▸ TASK: Transcribe the records exactly. Pictures do not belong in the transcription.

▸ EXERCISE DATA:
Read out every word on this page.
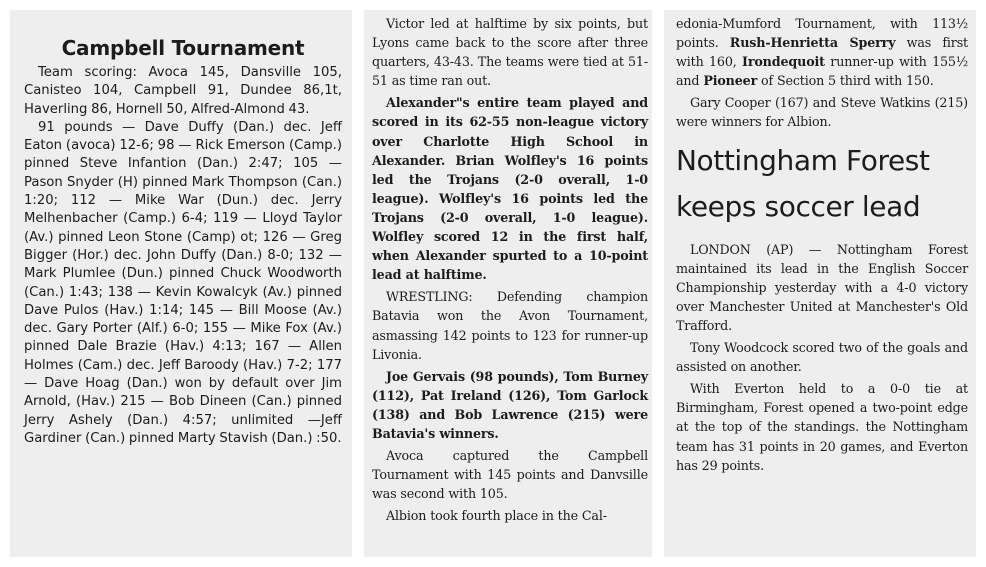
Campbell Tournament

Team scoring: Avoca 145, Dansville 105, Canisteo 104, Campbell 91, Dundee 86,1t, Haverling 86, Hornell 50, Alfred-Almond 43.

91 pounds — Dave Duffy (Dan.) dec. Jeff Eaton (avoca) 12-6; 98 — Rick Emerson (Camp.) pinned Steve Infantion (Dan.) 2:47; 105 — Pason Snyder (H) pinned Mark Thompson (Can.) 1:20; 112 — Mike War (Dun.) dec. Jerry Melhenbacher (Camp.) 6-4; 119 — Lloyd Taylor (Av.) pinned Leon Stone (Camp) ot; 126 — Greg Bigger (Hor.) dec. John Duffy (Dan.) 8-0; 132 — Mark Plumlee (Dun.) pinned Chuck Woodworth (Can.) 1:43; 138 — Kevin Kowalcyk (Av.) pinned Dave Pulos (Hav.) 1:14; 145 — Bill Moose (Av.) dec. Gary Porter (Alf.) 6-0; 155 — Mike Fox (Av.) pinned Dale Brazie (Hav.) 4:13; 167 — Allen Holmes (Cam.) dec. Jeff Baroody (Hav.) 7-2; 177 — Dave Hoag (Dan.) won by default over Jim Arnold, (Hav.) 215 — Bob Dineen (Can.) pinned Jerry Ashely (Dan.) 4:57; unlimited —Jeff Gardiner (Can.) pinned Marty Stavish (Dan.) :50.

Victor led at halftime by six points, but Lyons came back to the score after three quarters, 43-43. The teams were tied at 51-51 as time ran out.

Alexander"s entire team played and scored in its 62-55 non-league victory over Charlotte High School in Alexander. Brian Wolfley's 16 points led the Trojans (2-0 overall, 1-0 league). Wolfley's 16 points led the Trojans (2-0 overall, 1-0 league). Wolfley scored 12 in the first half, when Alexander spurted to a 10-point lead at halftime.

WRESTLING: Defending champion Batavia won the Avon Tournament, asmassing 142 points to 123 for runner-up Livonia.

Joe Gervais (98 pounds), Tom Burney (112), Pat Ireland (126), Tom Garlock (138) and Bob Lawrence (215) were Batavia's winners.

Avoca captured the Campbell Tournament with 145 points and Danvsille was second with 105.

Albion took fourth place in the Cal-

edonia-Mumford Tournament, with 113½ points. Rush-Henrietta Sperry was first with 160, Irondequoit runner-up with 155½ and Pioneer of Section 5 third with 150.

Gary Cooper (167) and Steve Watkins (215) were winners for Albion.

Nottingham Forest keeps soccer lead

LONDON (AP) — Nottingham Forest maintained its lead in the English Soccer Championship yesterday with a 4-0 victory over Manchester United at Manchester's Old Trafford.

Tony Woodcock scored two of the goals and assisted on another.

With Everton held to a 0-0 tie at Birmingham, Forest opened a two-point edge at the top of the standings. the Nottingham team has 31 points in 20 games, and Everton has 29 points.
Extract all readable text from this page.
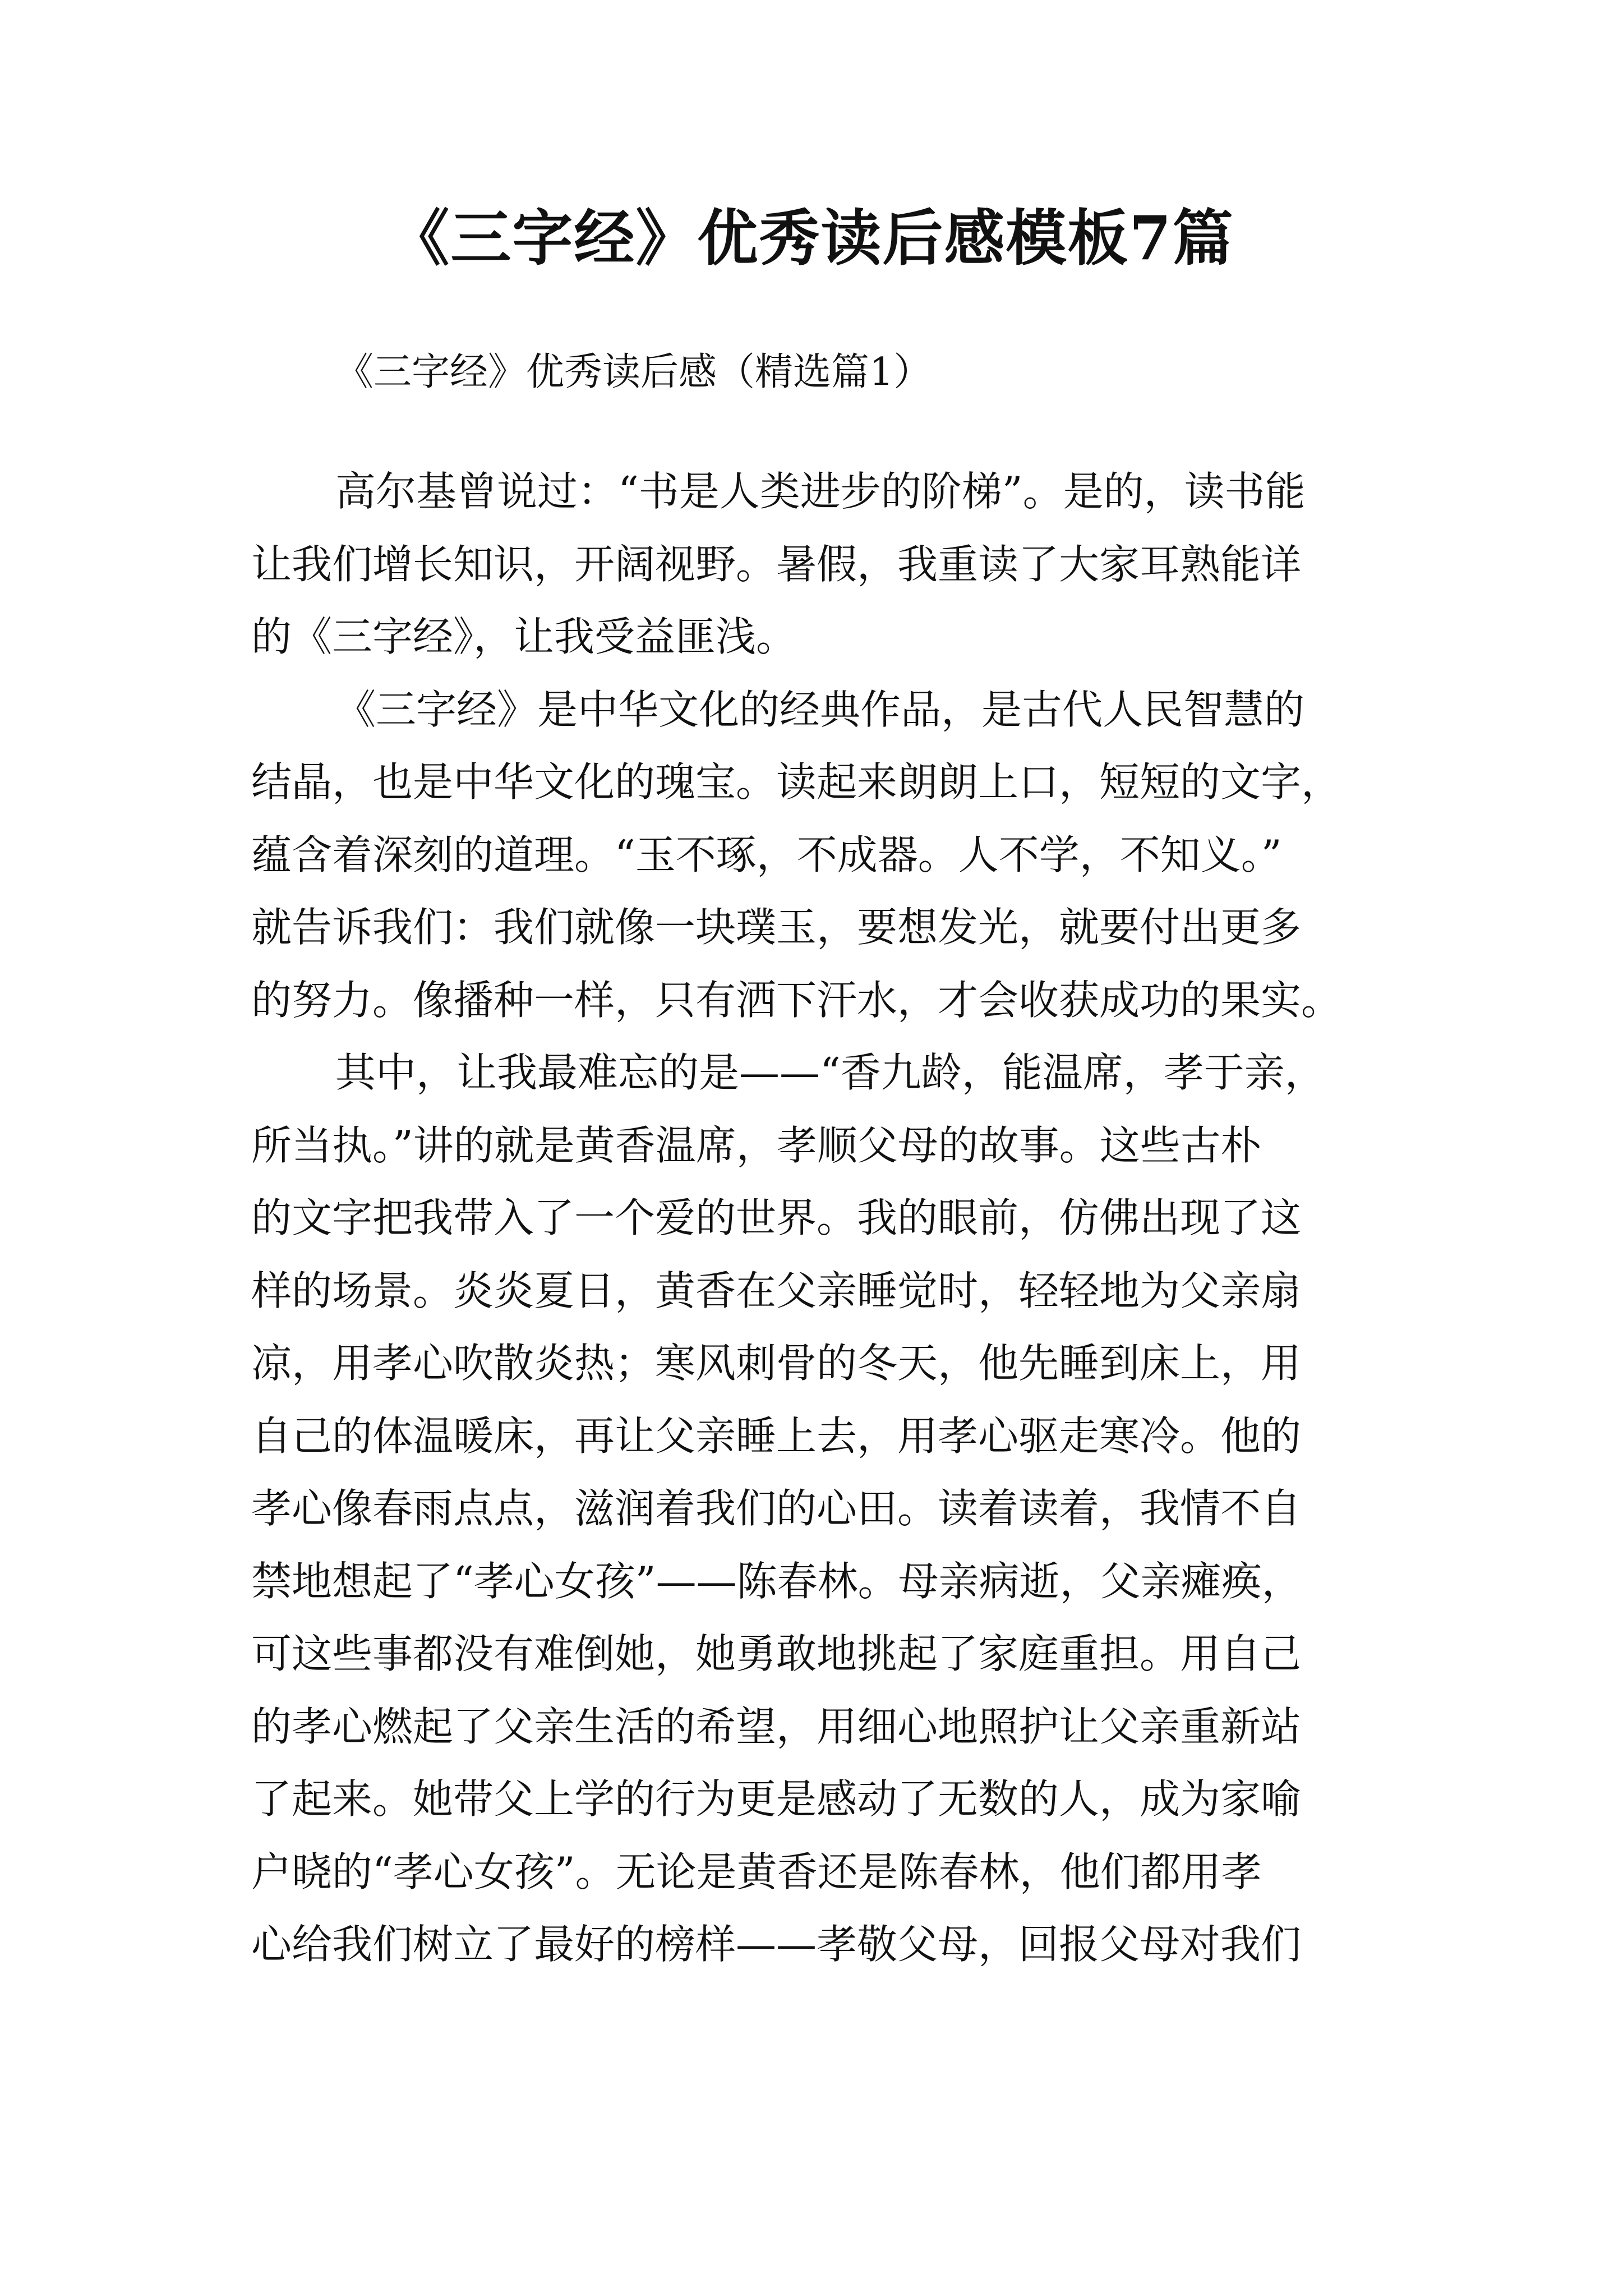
《三字经》优秀读后感模板7篇
《三字经》优秀读后感（精选篇1）
高尔基曾说过：“书是人类进步的阶梯”。是的，读书能
让我们增长知识，开阔视野。暑假，我重读了大家耳熟能详
的《三字经》，让我受益匪浅。
《三字经》是中华文化的经典作品，是古代人民智慧的
结晶，也是中华文化的瑰宝。读起来朗朗上口，短短的文字，
蕴含着深刻的道理。“玉不琢，不成器。人不学，不知义。”
就告诉我们：我们就像一块璞玉，要想发光，就要付出更多
的努力。像播种一样，只有洒下汗水，才会收获成功的果实。
其中，让我最难忘的是——“香九龄，能温席，孝于亲，
所当执。”讲的就是黄香温席，孝顺父母的故事。这些古朴
的文字把我带入了一个爱的世界。我的眼前，仿佛出现了这
样的场景。炎炎夏日，黄香在父亲睡觉时，轻轻地为父亲扇
凉，用孝心吹散炎热；寒风刺骨的冬天，他先睡到床上，用
自己的体温暖床，再让父亲睡上去，用孝心驱走寒冷。他的
孝心像春雨点点，滋润着我们的心田。读着读着，我情不自
禁地想起了“孝心女孩”——陈春林。母亲病逝，父亲瘫痪，
可这些事都没有难倒她，她勇敢地挑起了家庭重担。用自己
的孝心燃起了父亲生活的希望，用细心地照护让父亲重新站
了起来。她带父上学的行为更是感动了无数的人，成为家喻
户晓的“孝心女孩”。无论是黄香还是陈春林，他们都用孝
心给我们树立了最好的榜样——孝敬父母，回报父母对我们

▸ RESULT OF THIS TASK:
Read out every word on this page.
Campbell Tournament

Team scoring: Avoca 145, Dansville 105, Canisteo 104, Campbell 91, Dundee 86,1t, Haverling 86, Hornell 50, Alfred-Almond 43.

91 pounds — Dave Duffy (Dan.) dec. Jeff Eaton (avoca) 12-6; 98 — Rick Emerson (Camp.) pinned Steve Infantion (Dan.) 2:47; 105 — Pason Snyder (H) pinned Mark Thompson (Can.) 1:20; 112 — Mike War (Dun.) dec. Jerry Melhenbacher (Camp.) 6-4; 119 — Lloyd Taylor (Av.) pinned Leon Stone (Camp) ot; 126 — Greg Bigger (Hor.) dec. John Duffy (Dan.) 8-0; 132 — Mark Plumlee (Dun.) pinned Chuck Woodworth (Can.) 1:43; 138 — Kevin Kowalcyk (Av.) pinned Dave Pulos (Hav.) 1:14; 145 — Bill Moose (Av.) dec. Gary Porter (Alf.) 6-0; 155 — Mike Fox (Av.) pinned Dale Brazie (Hav.) 4:13; 167 — Allen Holmes (Cam.) dec. Jeff Baroody (Hav.) 7-2; 177 — Dave Hoag (Dan.) won by default over Jim Arnold, (Hav.) 215 — Bob Dineen (Can.) pinned Jerry Ashely (Dan.) 4:57; unlimited —Jeff Gardiner (Can.) pinned Marty Stavish (Dan.) :50.

Victor led at halftime by six points, but Lyons came back to the score after three quarters, 43-43. The teams were tied at 51-51 as time ran out.

Alexander"s entire team played and scored in its 62-55 non-league victory over Charlotte High School in Alexander. Brian Wolfley's 16 points led the Trojans (2-0 overall, 1-0 league). Wolfley's 16 points led the Trojans (2-0 overall, 1-0 league). Wolfley scored 12 in the first half, when Alexander spurted to a 10-point lead at halftime.

WRESTLING: Defending champion Batavia won the Avon Tournament, asmassing 142 points to 123 for runner-up Livonia.

Joe Gervais (98 pounds), Tom Burney (112), Pat Ireland (126), Tom Garlock (138) and Bob Lawrence (215) were Batavia's winners.

Avoca captured the Campbell Tournament with 145 points and Danvsille was second with 105.

Albion took fourth place in the Cal-

edonia-Mumford Tournament, with 113½ points. Rush-Henrietta Sperry was first with 160, Irondequoit runner-up with 155½ and Pioneer of Section 5 third with 150.

Gary Cooper (167) and Steve Watkins (215) were winners for Albion.

Nottingham Forest keeps soccer lead

LONDON (AP) — Nottingham Forest maintained its lead in the English Soccer Championship yesterday with a 4-0 victory over Manchester United at Manchester's Old Trafford.

Tony Woodcock scored two of the goals and assisted on another.

With Everton held to a 0-0 tie at Birmingham, Forest opened a two-point edge at the top of the standings. the Nottingham team has 31 points in 20 games, and Everton has 29 points.
Extract all readable text from this page.
《三字经》优秀读后感模板7篇
《三字经》优秀读后感（精选篇1）
高尔基曾说过：“书是人类进步的阶梯”。是的，读书能
让我们增长知识，开阔视野。暑假，我重读了大家耳熟能详
的《三字经》，让我受益匪浅。
《三字经》是中华文化的经典作品，是古代人民智慧的
结晶，也是中华文化的瑰宝。读起来朗朗上口，短短的文字，
蕴含着深刻的道理。“玉不琢，不成器。人不学，不知义。”
就告诉我们：我们就像一块璞玉，要想发光，就要付出更多
的努力。像播种一样，只有洒下汗水，才会收获成功的果实。
其中，让我最难忘的是——“香九龄，能温席，孝于亲，
所当执。”讲的就是黄香温席，孝顺父母的故事。这些古朴
的文字把我带入了一个爱的世界。我的眼前，仿佛出现了这
样的场景。炎炎夏日，黄香在父亲睡觉时，轻轻地为父亲扇
凉，用孝心吹散炎热；寒风刺骨的冬天，他先睡到床上，用
自己的体温暖床，再让父亲睡上去，用孝心驱走寒冷。他的
孝心像春雨点点，滋润着我们的心田。读着读着，我情不自
禁地想起了“孝心女孩”——陈春林。母亲病逝，父亲瘫痪，
可这些事都没有难倒她，她勇敢地挑起了家庭重担。用自己
的孝心燃起了父亲生活的希望，用细心地照护让父亲重新站
了起来。她带父上学的行为更是感动了无数的人，成为家喻
户晓的“孝心女孩”。无论是黄香还是陈春林，他们都用孝
心给我们树立了最好的榜样——孝敬父母，回报父母对我们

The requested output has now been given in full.